[Dataset rows for document pages]
···

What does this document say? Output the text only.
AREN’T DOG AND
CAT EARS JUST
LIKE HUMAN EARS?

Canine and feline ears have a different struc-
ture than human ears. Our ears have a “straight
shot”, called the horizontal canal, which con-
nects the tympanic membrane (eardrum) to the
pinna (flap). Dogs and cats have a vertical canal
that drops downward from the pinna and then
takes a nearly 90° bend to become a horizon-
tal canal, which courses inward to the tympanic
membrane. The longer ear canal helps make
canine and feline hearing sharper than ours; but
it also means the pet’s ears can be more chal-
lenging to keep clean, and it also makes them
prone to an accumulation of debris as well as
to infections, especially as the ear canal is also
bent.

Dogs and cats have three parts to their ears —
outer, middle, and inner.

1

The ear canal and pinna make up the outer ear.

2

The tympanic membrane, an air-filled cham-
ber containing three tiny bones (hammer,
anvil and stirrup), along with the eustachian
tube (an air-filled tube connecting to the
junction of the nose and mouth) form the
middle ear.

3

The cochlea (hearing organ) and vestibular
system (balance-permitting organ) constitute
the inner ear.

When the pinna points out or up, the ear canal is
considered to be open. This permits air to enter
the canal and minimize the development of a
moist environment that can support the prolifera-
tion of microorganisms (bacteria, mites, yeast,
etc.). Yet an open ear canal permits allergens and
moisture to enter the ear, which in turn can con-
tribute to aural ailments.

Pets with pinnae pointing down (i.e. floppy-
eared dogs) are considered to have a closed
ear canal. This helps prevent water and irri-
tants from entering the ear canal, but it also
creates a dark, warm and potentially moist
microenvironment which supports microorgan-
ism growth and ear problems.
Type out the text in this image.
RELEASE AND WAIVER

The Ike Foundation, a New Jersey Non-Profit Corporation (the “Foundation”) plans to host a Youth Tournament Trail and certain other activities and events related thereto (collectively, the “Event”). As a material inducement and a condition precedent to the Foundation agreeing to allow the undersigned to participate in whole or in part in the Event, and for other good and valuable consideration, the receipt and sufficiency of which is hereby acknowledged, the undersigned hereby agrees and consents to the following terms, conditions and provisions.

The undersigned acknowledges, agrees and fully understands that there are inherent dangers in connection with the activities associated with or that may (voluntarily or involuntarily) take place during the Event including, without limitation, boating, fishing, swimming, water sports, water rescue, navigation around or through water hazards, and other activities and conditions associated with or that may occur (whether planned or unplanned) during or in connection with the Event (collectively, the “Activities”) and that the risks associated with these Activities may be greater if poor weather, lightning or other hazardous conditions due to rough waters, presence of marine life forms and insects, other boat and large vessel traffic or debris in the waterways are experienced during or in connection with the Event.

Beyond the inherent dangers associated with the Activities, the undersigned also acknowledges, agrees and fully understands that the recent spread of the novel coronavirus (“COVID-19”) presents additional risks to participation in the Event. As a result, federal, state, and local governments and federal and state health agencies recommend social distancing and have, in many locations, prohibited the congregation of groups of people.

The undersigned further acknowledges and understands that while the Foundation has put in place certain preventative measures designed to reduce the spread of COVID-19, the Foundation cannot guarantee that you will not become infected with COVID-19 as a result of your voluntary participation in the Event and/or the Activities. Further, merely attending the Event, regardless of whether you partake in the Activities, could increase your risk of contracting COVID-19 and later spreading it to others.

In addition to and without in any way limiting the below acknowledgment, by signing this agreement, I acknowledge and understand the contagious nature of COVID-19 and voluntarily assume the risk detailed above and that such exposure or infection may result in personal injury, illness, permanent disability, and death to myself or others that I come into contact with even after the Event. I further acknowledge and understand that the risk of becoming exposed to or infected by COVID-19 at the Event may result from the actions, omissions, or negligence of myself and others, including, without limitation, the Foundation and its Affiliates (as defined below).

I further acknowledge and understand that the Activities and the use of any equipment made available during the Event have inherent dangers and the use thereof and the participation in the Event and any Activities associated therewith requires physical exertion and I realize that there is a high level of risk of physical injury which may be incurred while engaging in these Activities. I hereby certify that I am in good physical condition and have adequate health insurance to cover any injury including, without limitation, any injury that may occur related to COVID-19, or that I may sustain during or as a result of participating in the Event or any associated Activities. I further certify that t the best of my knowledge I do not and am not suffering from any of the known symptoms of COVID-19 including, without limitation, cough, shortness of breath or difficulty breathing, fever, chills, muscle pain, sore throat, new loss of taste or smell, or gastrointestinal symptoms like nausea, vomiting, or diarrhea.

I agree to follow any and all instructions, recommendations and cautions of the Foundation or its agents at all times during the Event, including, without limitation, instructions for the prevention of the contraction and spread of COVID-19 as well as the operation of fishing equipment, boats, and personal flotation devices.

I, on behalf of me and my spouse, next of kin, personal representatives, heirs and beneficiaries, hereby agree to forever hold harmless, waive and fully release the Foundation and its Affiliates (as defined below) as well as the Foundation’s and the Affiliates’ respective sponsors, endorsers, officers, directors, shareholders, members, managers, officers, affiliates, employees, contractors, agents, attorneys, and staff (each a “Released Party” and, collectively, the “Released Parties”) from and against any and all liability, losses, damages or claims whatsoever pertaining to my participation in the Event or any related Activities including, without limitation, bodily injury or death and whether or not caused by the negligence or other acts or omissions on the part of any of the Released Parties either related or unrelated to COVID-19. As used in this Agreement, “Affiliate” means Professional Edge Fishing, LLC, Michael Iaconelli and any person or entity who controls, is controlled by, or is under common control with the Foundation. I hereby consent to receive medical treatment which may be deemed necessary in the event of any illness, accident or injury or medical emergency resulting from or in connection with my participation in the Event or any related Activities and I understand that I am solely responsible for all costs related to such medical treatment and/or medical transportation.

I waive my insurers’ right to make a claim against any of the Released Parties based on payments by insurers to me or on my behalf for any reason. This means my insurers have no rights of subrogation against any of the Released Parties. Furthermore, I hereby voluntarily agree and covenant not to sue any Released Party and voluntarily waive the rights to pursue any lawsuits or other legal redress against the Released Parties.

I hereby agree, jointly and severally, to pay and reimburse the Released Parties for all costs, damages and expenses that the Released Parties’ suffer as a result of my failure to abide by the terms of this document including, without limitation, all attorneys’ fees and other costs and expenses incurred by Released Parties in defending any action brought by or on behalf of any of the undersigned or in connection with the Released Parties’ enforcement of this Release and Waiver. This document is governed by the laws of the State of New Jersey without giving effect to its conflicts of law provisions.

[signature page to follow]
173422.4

···

WHAT YOU NEED TO DO:
Transcribe all of the data, keeping every line identical.

SOLUTION:
What does this document say? Output the text only.
AREN’T DOG AND
CAT EARS JUST
LIKE HUMAN EARS?

Canine and feline ears have a different struc-
ture than human ears. Our ears have a “straight
shot”, called the horizontal canal, which con-
nects the tympanic membrane (eardrum) to the
pinna (flap). Dogs and cats have a vertical canal
that drops downward from the pinna and then
takes a nearly 90° bend to become a horizon-
tal canal, which courses inward to the tympanic
membrane. The longer ear canal helps make
canine and feline hearing sharper than ours; but
it also means the pet’s ears can be more chal-
lenging to keep clean, and it also makes them
prone to an accumulation of debris as well as
to infections, especially as the ear canal is also
bent.

Dogs and cats have three parts to their ears —
outer, middle, and inner.

1

The ear canal and pinna make up the outer ear.

2

The tympanic membrane, an air-filled cham-
ber containing three tiny bones (hammer,
anvil and stirrup), along with the eustachian
tube (an air-filled tube connecting to the
junction of the nose and mouth) form the
middle ear.

3

The cochlea (hearing organ) and vestibular
system (balance-permitting organ) constitute
the inner ear.

When the pinna points out or up, the ear canal is
considered to be open. This permits air to enter
the canal and minimize the development of a
moist environment that can support the prolifera-
tion of microorganisms (bacteria, mites, yeast,
etc.). Yet an open ear canal permits allergens and
moisture to enter the ear, which in turn can con-
tribute to aural ailments.

Pets with pinnae pointing down (i.e. floppy-
eared dogs) are considered to have a closed
ear canal. This helps prevent water and irri-
tants from entering the ear canal, but it also
creates a dark, warm and potentially moist
microenvironment which supports microorgan-
ism growth and ear problems.
Type out the text in this image.
RELEASE AND WAIVER

The Ike Foundation, a New Jersey Non-Profit Corporation (the “Foundation”) plans to host a Youth Tournament Trail and certain other activities and events related thereto (collectively, the “Event”). As a material inducement and a condition precedent to the Foundation agreeing to allow the undersigned to participate in whole or in part in the Event, and for other good and valuable consideration, the receipt and sufficiency of which is hereby acknowledged, the undersigned hereby agrees and consents to the following terms, conditions and provisions.

The undersigned acknowledges, agrees and fully understands that there are inherent dangers in connection with the activities associated with or that may (voluntarily or involuntarily) take place during the Event including, without limitation, boating, fishing, swimming, water sports, water rescue, navigation around or through water hazards, and other activities and conditions associated with or that may occur (whether planned or unplanned) during or in connection with the Event (collectively, the “Activities”) and that the risks associated with these Activities may be greater if poor weather, lightning or other hazardous conditions due to rough waters, presence of marine life forms and insects, other boat and large vessel traffic or debris in the waterways are experienced during or in connection with the Event.

Beyond the inherent dangers associated with the Activities, the undersigned also acknowledges, agrees and fully understands that the recent spread of the novel coronavirus (“COVID-19”) presents additional risks to participation in the Event. As a result, federal, state, and local governments and federal and state health agencies recommend social distancing and have, in many locations, prohibited the congregation of groups of people.

The undersigned further acknowledges and understands that while the Foundation has put in place certain preventative measures designed to reduce the spread of COVID-19, the Foundation cannot guarantee that you will not become infected with COVID-19 as a result of your voluntary participation in the Event and/or the Activities. Further, merely attending the Event, regardless of whether you partake in the Activities, could increase your risk of contracting COVID-19 and later spreading it to others.

In addition to and without in any way limiting the below acknowledgment, by signing this agreement, I acknowledge and understand the contagious nature of COVID-19 and voluntarily assume the risk detailed above and that such exposure or infection may result in personal injury, illness, permanent disability, and death to myself or others that I come into contact with even after the Event. I further acknowledge and understand that the risk of becoming exposed to or infected by COVID-19 at the Event may result from the actions, omissions, or negligence of myself and others, including, without limitation, the Foundation and its Affiliates (as defined below).

I further acknowledge and understand that the Activities and the use of any equipment made available during the Event have inherent dangers and the use thereof and the participation in the Event and any Activities associated therewith requires physical exertion and I realize that there is a high level of risk of physical injury which may be incurred while engaging in these Activities. I hereby certify that I am in good physical condition and have adequate health insurance to cover any injury including, without limitation, any injury that may occur related to COVID-19, or that I may sustain during or as a result of participating in the Event or any associated Activities. I further certify that t the best of my knowledge I do not and am not suffering from any of the known symptoms of COVID-19 including, without limitation, cough, shortness of breath or difficulty breathing, fever, chills, muscle pain, sore throat, new loss of taste or smell, or gastrointestinal symptoms like nausea, vomiting, or diarrhea.

I agree to follow any and all instructions, recommendations and cautions of the Foundation or its agents at all times during the Event, including, without limitation, instructions for the prevention of the contraction and spread of COVID-19 as well as the operation of fishing equipment, boats, and personal flotation devices.

I, on behalf of me and my spouse, next of kin, personal representatives, heirs and beneficiaries, hereby agree to forever hold harmless, waive and fully release the Foundation and its Affiliates (as defined below) as well as the Foundation’s and the Affiliates’ respective sponsors, endorsers, officers, directors, shareholders, members, managers, officers, affiliates, employees, contractors, agents, attorneys, and staff (each a “Released Party” and, collectively, the “Released Parties”) from and against any and all liability, losses, damages or claims whatsoever pertaining to my participation in the Event or any related Activities including, without limitation, bodily injury or death and whether or not caused by the negligence or other acts or omissions on the part of any of the Released Parties either related or unrelated to COVID-19. As used in this Agreement, “Affiliate” means Professional Edge Fishing, LLC, Michael Iaconelli and any person or entity who controls, is controlled by, or is under common control with the Foundation. I hereby consent to receive medical treatment which may be deemed necessary in the event of any illness, accident or injury or medical emergency resulting from or in connection with my participation in the Event or any related Activities and I understand that I am solely responsible for all costs related to such medical treatment and/or medical transportation.

I waive my insurers’ right to make a claim against any of the Released Parties based on payments by insurers to me or on my behalf for any reason. This means my insurers have no rights of subrogation against any of the Released Parties. Furthermore, I hereby voluntarily agree and covenant not to sue any Released Party and voluntarily waive the rights to pursue any lawsuits or other legal redress against the Released Parties.

I hereby agree, jointly and severally, to pay and reimburse the Released Parties for all costs, damages and expenses that the Released Parties’ suffer as a result of my failure to abide by the terms of this document including, without limitation, all attorneys’ fees and other costs and expenses incurred by Released Parties in defending any action brought by or on behalf of any of the undersigned or in connection with the Released Parties’ enforcement of this Release and Waiver. This document is governed by the laws of the State of New Jersey without giving effect to its conflicts of law provisions.

[signature page to follow]
173422.4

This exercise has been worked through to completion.